** START OF Given records **
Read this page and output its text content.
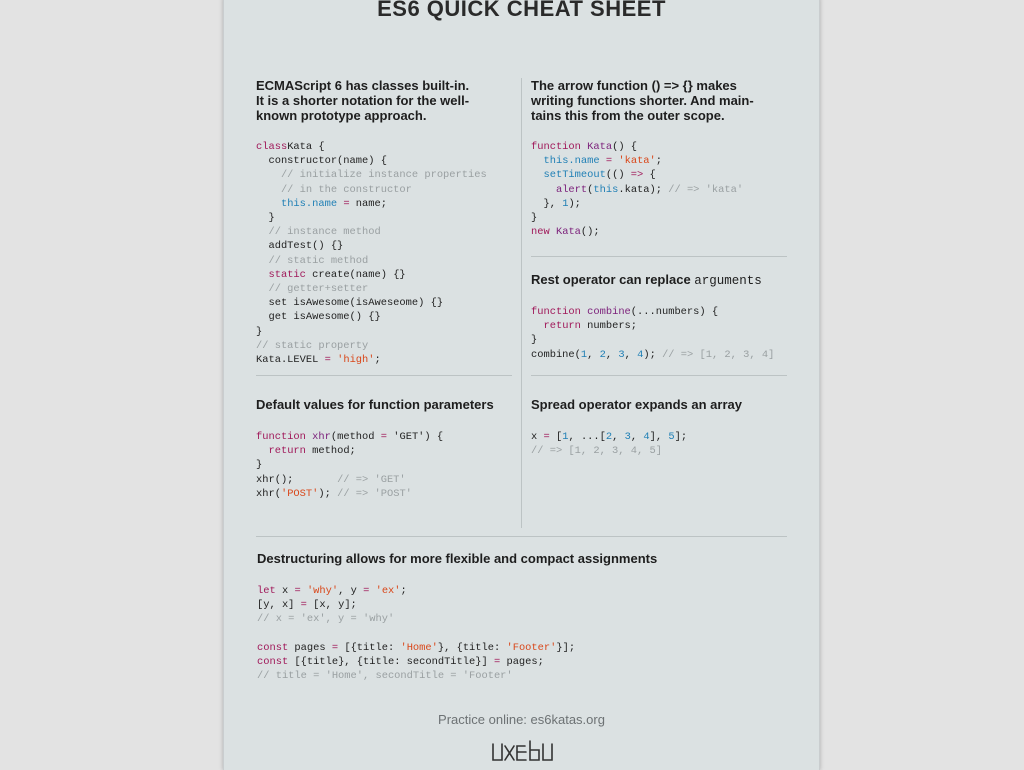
ES6 QUICK CHEAT SHEET
ECMAScript 6 has classes built-in.
It is a shorter notation for the well-
known prototype approach.
classKata {
constructor(name) {
// initialize instance properties
// in the constructor
this.name = name;
}
// instance method
addTest() {}
// static method
static create(name) {}
// getter+setter
set isAwesome(isAweseome) {}
get isAwesome() {}
}
// static property
Kata.LEVEL = 'high';
The arrow function () => {} makes
writing functions shorter. And main-
tains this from the outer scope.
function Kata() {
this.name = 'kata';
setTimeout(() => {
alert(this.kata); // => 'kata'
}, 1);
}
new Kata();
Rest operator can replace arguments
function combine(...numbers) {
return numbers;
}
combine(1, 2, 3, 4); // => [1, 2, 3, 4]
Default values for function parameters
function xhr(method = 'GET') {
return method;
}
xhr();       // => 'GET'
xhr('POST'); // => 'POST'
Spread operator expands an array
x = [1, ...[2, 3, 4], 5];
// => [1, 2, 3, 4, 5]
Destructuring allows for more flexible and compact assignments
let x = 'why', y = 'ex';
[y, x] = [x, y];
// x = 'ex', y = 'why'

const pages = [{title: 'Home'}, {title: 'Footer'}];
const [{title}, {title: secondTitle}] = pages;
// title = 'Home', secondTitle = 'Footer'
Practice online: es6katas.org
** END OF Given records **
**Required work:**
Examine the records and pull out every line where the string "pages" occurs.

**Output below:**
const pages = [{title: 'Home'}, {title: 'Footer'}];
const [{title}, {title: secondTitle}] = pages;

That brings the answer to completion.